* BEGIN INPUT *

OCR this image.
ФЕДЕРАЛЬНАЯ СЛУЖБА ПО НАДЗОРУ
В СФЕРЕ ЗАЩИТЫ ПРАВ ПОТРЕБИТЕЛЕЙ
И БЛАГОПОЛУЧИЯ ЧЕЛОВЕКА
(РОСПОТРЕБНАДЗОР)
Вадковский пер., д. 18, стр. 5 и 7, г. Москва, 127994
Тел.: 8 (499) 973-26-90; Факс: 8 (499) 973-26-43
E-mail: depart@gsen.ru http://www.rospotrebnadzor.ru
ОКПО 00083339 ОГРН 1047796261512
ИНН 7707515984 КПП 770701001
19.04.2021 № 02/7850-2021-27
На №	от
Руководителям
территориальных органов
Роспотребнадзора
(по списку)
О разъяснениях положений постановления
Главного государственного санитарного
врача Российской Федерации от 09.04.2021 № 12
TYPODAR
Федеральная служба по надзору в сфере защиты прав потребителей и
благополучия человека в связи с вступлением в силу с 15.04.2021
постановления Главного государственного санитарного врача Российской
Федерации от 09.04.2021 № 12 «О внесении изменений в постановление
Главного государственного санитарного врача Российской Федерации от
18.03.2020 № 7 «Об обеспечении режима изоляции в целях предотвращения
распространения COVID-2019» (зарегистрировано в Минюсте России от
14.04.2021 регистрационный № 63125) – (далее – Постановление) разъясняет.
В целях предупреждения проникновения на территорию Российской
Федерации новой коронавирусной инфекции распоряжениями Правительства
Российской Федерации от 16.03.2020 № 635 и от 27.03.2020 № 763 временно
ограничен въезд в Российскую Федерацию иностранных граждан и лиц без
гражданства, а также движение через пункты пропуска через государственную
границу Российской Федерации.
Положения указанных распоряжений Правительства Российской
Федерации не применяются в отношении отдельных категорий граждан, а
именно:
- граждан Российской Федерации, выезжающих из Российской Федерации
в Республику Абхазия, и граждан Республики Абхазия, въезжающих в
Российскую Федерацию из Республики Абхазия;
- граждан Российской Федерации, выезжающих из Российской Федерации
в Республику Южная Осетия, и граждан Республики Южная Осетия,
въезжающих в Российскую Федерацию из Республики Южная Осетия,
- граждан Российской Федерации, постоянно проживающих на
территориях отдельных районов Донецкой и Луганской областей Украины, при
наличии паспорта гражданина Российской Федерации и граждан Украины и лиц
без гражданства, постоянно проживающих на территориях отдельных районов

* END INPUT *

WHAT YOU SHOULD DO – From the first line to the last, retype the data exactly.

SOLUTION FOR THIS PROBLEM –
OCR this image.
ФЕДЕРАЛЬНАЯ СЛУЖБА ПО НАДЗОРУ
В СФЕРЕ ЗАЩИТЫ ПРАВ ПОТРЕБИТЕЛЕЙ
И БЛАГОПОЛУЧИЯ ЧЕЛОВЕКА
(РОСПОТРЕБНАДЗОР)
Вадковский пер., д. 18, стр. 5 и 7, г. Москва, 127994
Тел.: 8 (499) 973-26-90; Факс: 8 (499) 973-26-43
E-mail: depart@gsen.ru http://www.rospotrebnadzor.ru
ОКПО 00083339 ОГРН 1047796261512
ИНН 7707515984 КПП 770701001
19.04.2021 № 02/7850-2021-27
На №	от
Руководителям
территориальных органов
Роспотребнадзора
(по списку)
О разъяснениях положений постановления
Главного государственного санитарного
врача Российской Федерации от 09.04.2021 № 12
TYPODAR
Федеральная служба по надзору в сфере защиты прав потребителей и
благополучия человека в связи с вступлением в силу с 15.04.2021
постановления Главного государственного санитарного врача Российской
Федерации от 09.04.2021 № 12 «О внесении изменений в постановление
Главного государственного санитарного врача Российской Федерации от
18.03.2020 № 7 «Об обеспечении режима изоляции в целях предотвращения
распространения COVID-2019» (зарегистрировано в Минюсте России от
14.04.2021 регистрационный № 63125) – (далее – Постановление) разъясняет.
В целях предупреждения проникновения на территорию Российской
Федерации новой коронавирусной инфекции распоряжениями Правительства
Российской Федерации от 16.03.2020 № 635 и от 27.03.2020 № 763 временно
ограничен въезд в Российскую Федерацию иностранных граждан и лиц без
гражданства, а также движение через пункты пропуска через государственную
границу Российской Федерации.
Положения указанных распоряжений Правительства Российской
Федерации не применяются в отношении отдельных категорий граждан, а
именно:
- граждан Российской Федерации, выезжающих из Российской Федерации
в Республику Абхазия, и граждан Республики Абхазия, въезжающих в
Российскую Федерацию из Республики Абхазия;
- граждан Российской Федерации, выезжающих из Российской Федерации
в Республику Южная Осетия, и граждан Республики Южная Осетия,
въезжающих в Российскую Федерацию из Республики Южная Осетия,
- граждан Российской Федерации, постоянно проживающих на
территориях отдельных районов Донецкой и Луганской областей Украины, при
наличии паспорта гражданина Российской Федерации и граждан Украины и лиц
без гражданства, постоянно проживающих на территориях отдельных районов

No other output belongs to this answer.